Every record here should be printed again exactly.

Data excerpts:
....

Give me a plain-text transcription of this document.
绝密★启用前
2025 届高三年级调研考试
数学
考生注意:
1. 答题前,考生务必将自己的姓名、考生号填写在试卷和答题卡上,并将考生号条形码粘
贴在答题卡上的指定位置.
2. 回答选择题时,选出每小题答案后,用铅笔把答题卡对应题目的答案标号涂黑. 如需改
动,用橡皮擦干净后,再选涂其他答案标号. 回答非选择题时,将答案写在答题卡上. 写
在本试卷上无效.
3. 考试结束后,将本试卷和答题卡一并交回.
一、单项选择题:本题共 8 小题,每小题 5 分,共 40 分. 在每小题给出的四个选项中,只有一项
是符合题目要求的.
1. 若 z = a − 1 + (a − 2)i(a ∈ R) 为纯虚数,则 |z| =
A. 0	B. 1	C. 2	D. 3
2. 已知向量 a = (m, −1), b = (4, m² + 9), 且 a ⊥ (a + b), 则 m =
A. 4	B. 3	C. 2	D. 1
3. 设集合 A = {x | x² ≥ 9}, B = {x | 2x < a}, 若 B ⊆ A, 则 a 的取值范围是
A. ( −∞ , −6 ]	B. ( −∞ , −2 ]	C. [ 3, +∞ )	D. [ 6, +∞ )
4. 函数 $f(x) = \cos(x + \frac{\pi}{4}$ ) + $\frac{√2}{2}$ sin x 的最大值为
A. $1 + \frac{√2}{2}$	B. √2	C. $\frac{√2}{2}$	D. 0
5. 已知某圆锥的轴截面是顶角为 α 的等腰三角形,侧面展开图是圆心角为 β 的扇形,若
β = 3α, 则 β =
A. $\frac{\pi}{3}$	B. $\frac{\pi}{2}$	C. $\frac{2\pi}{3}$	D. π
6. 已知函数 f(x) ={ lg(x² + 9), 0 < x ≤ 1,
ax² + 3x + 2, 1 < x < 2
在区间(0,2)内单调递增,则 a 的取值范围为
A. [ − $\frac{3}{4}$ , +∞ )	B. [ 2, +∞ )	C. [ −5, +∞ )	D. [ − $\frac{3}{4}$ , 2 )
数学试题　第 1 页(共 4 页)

....

OUTPUT BELOW:
Give me a plain-text transcription of this document.
绝密★启用前
2025 届高三年级调研考试
数学
考生注意:
1. 答题前,考生务必将自己的姓名、考生号填写在试卷和答题卡上,并将考生号条形码粘
贴在答题卡上的指定位置.
2. 回答选择题时,选出每小题答案后,用铅笔把答题卡对应题目的答案标号涂黑. 如需改
动,用橡皮擦干净后,再选涂其他答案标号. 回答非选择题时,将答案写在答题卡上. 写
在本试卷上无效.
3. 考试结束后,将本试卷和答题卡一并交回.
一、单项选择题:本题共 8 小题,每小题 5 分,共 40 分. 在每小题给出的四个选项中,只有一项
是符合题目要求的.
1. 若 z = a − 1 + (a − 2)i(a ∈ R) 为纯虚数,则 |z| =
A. 0	B. 1	C. 2	D. 3
2. 已知向量 a = (m, −1), b = (4, m² + 9), 且 a ⊥ (a + b), 则 m =
A. 4	B. 3	C. 2	D. 1
3. 设集合 A = {x | x² ≥ 9}, B = {x | 2x < a}, 若 B ⊆ A, 则 a 的取值范围是
A. ( −∞ , −6 ]	B. ( −∞ , −2 ]	C. [ 3, +∞ )	D. [ 6, +∞ )
4. 函数 $f(x) = \cos(x + \frac{\pi}{4}$ ) + $\frac{√2}{2}$ sin x 的最大值为
A. $1 + \frac{√2}{2}$	B. √2	C. $\frac{√2}{2}$	D. 0
5. 已知某圆锥的轴截面是顶角为 α 的等腰三角形,侧面展开图是圆心角为 β 的扇形,若
β = 3α, 则 β =
A. $\frac{\pi}{3}$	B. $\frac{\pi}{2}$	C. $\frac{2\pi}{3}$	D. π
6. 已知函数 f(x) ={ lg(x² + 9), 0 < x ≤ 1,
ax² + 3x + 2, 1 < x < 2
在区间(0,2)内单调递增,则 a 的取值范围为
A. [ − $\frac{3}{4}$ , +∞ )	B. [ 2, +∞ )	C. [ −5, +∞ )	D. [ − $\frac{3}{4}$ , 2 )
数学试题　第 1 页(共 4 页)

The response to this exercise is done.